** STATED GOAL **
Make an exact copy of all the data.

** ITEMS **
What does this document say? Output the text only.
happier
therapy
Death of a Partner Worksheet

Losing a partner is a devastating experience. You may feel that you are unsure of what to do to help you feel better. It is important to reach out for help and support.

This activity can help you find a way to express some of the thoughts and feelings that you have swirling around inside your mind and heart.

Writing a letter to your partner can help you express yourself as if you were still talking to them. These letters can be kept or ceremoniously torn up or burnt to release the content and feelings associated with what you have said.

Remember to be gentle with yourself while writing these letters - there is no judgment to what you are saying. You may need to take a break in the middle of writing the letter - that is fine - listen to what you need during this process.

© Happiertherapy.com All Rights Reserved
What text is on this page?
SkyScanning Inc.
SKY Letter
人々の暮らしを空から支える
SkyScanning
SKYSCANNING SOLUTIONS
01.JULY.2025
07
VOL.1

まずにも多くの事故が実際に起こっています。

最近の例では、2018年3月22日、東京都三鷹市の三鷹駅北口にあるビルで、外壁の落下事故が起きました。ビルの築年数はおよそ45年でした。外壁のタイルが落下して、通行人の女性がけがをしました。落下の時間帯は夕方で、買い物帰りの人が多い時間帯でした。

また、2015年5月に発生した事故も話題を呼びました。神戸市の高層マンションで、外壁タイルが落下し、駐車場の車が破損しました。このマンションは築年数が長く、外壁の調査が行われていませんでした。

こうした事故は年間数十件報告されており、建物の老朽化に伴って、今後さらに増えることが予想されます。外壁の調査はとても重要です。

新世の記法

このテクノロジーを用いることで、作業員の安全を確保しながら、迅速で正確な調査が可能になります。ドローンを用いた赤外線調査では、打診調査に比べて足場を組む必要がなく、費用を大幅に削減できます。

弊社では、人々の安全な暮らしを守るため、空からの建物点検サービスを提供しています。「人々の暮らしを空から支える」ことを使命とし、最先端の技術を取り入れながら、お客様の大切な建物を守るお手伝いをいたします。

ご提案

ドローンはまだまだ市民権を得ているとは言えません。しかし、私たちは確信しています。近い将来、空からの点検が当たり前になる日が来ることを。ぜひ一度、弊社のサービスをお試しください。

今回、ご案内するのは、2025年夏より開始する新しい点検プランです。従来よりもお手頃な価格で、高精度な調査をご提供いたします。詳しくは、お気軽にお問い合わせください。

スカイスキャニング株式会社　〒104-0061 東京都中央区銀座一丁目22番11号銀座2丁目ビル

** RESPONSE TO THIS TASK **
What does this document say? Output the text only.
happier
therapy
Death of a Partner Worksheet

Losing a partner is a devastating experience. You may feel that you are unsure of what to do to help you feel better. It is important to reach out for help and support.

This activity can help you find a way to express some of the thoughts and feelings that you have swirling around inside your mind and heart.

Writing a letter to your partner can help you express yourself as if you were still talking to them. These letters can be kept or ceremoniously torn up or burnt to release the content and feelings associated with what you have said.

Remember to be gentle with yourself while writing these letters - there is no judgment to what you are saying. You may need to take a break in the middle of writing the letter - that is fine - listen to what you need during this process.

© Happiertherapy.com All Rights Reserved
What text is on this page?
SkyScanning Inc.
SKY Letter
人々の暮らしを空から支える
SkyScanning
SKYSCANNING SOLUTIONS
01.JULY.2025
07
VOL.1

まずにも多くの事故が実際に起こっています。

最近の例では、2018年3月22日、東京都三鷹市の三鷹駅北口にあるビルで、外壁の落下事故が起きました。ビルの築年数はおよそ45年でした。外壁のタイルが落下して、通行人の女性がけがをしました。落下の時間帯は夕方で、買い物帰りの人が多い時間帯でした。

また、2015年5月に発生した事故も話題を呼びました。神戸市の高層マンションで、外壁タイルが落下し、駐車場の車が破損しました。このマンションは築年数が長く、外壁の調査が行われていませんでした。

こうした事故は年間数十件報告されており、建物の老朽化に伴って、今後さらに増えることが予想されます。外壁の調査はとても重要です。

新世の記法

このテクノロジーを用いることで、作業員の安全を確保しながら、迅速で正確な調査が可能になります。ドローンを用いた赤外線調査では、打診調査に比べて足場を組む必要がなく、費用を大幅に削減できます。

弊社では、人々の安全な暮らしを守るため、空からの建物点検サービスを提供しています。「人々の暮らしを空から支える」ことを使命とし、最先端の技術を取り入れながら、お客様の大切な建物を守るお手伝いをいたします。

ご提案

ドローンはまだまだ市民権を得ているとは言えません。しかし、私たちは確信しています。近い将来、空からの点検が当たり前になる日が来ることを。ぜひ一度、弊社のサービスをお試しください。

今回、ご案内するのは、2025年夏より開始する新しい点検プランです。従来よりもお手頃な価格で、高精度な調査をご提供いたします。詳しくは、お気軽にお問い合わせください。

スカイスキャニング株式会社　〒104-0061 東京都中央区銀座一丁目22番11号銀座2丁目ビル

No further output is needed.